WHAT THE TASK ASKS: Transcribe the records below exactly, leaving out any pictures.

Extracted records:

:::::

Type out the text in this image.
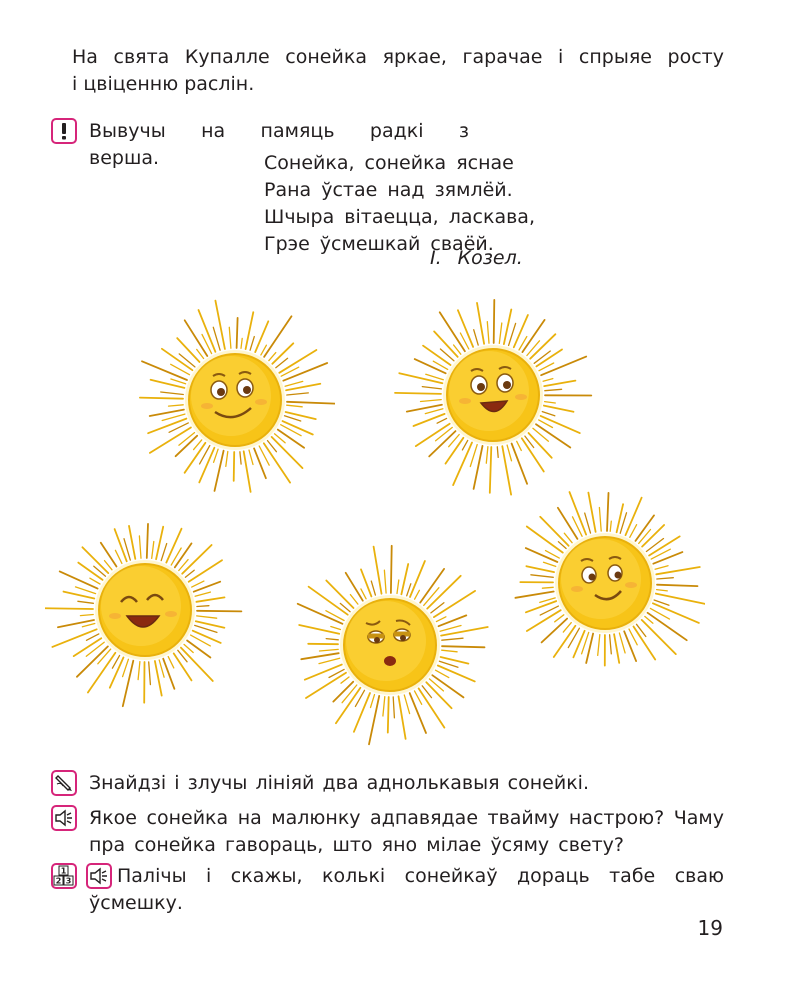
На свята Купалле сонейка яркае, гарачае і спрыяе росту
і цвіценню раслін.
Вывучы на памяць радкі з верша.	Сонейка, сонейка яснае
Рана ўстае над зямлёй.
Шчыра вітаецца, ласкава,
Грэе ўсмешкай сваёй.
І. Козел.
Знайдзі і злучы лініяй два аднолькавыя сонейкі.
Якое сонейка на малюнку адпавядае твайму настрою? Чаму
пра сонейка гавораць, што яно мілае ўсяму свету?
1
2 3 Палічы і скажы, колькі сонейкаў дораць табе сваю
ўсмешку.
19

:::::

FULL OUTPUT:
Type out the text in this image.
На свята Купалле сонейка яркае, гарачае і спрыяе росту
і цвіценню раслін.
Вывучы на памяць радкі з верша.	Сонейка, сонейка яснае
Рана ўстае над зямлёй.
Шчыра вітаецца, ласкава,
Грэе ўсмешкай сваёй.
І. Козел.
Знайдзі і злучы лініяй два аднолькавыя сонейкі.
Якое сонейка на малюнку адпавядае твайму настрою? Чаму
пра сонейка гавораць, што яно мілае ўсяму свету?
1
2 3 Палічы і скажы, колькі сонейкаў дораць табе сваю
ўсмешку.
19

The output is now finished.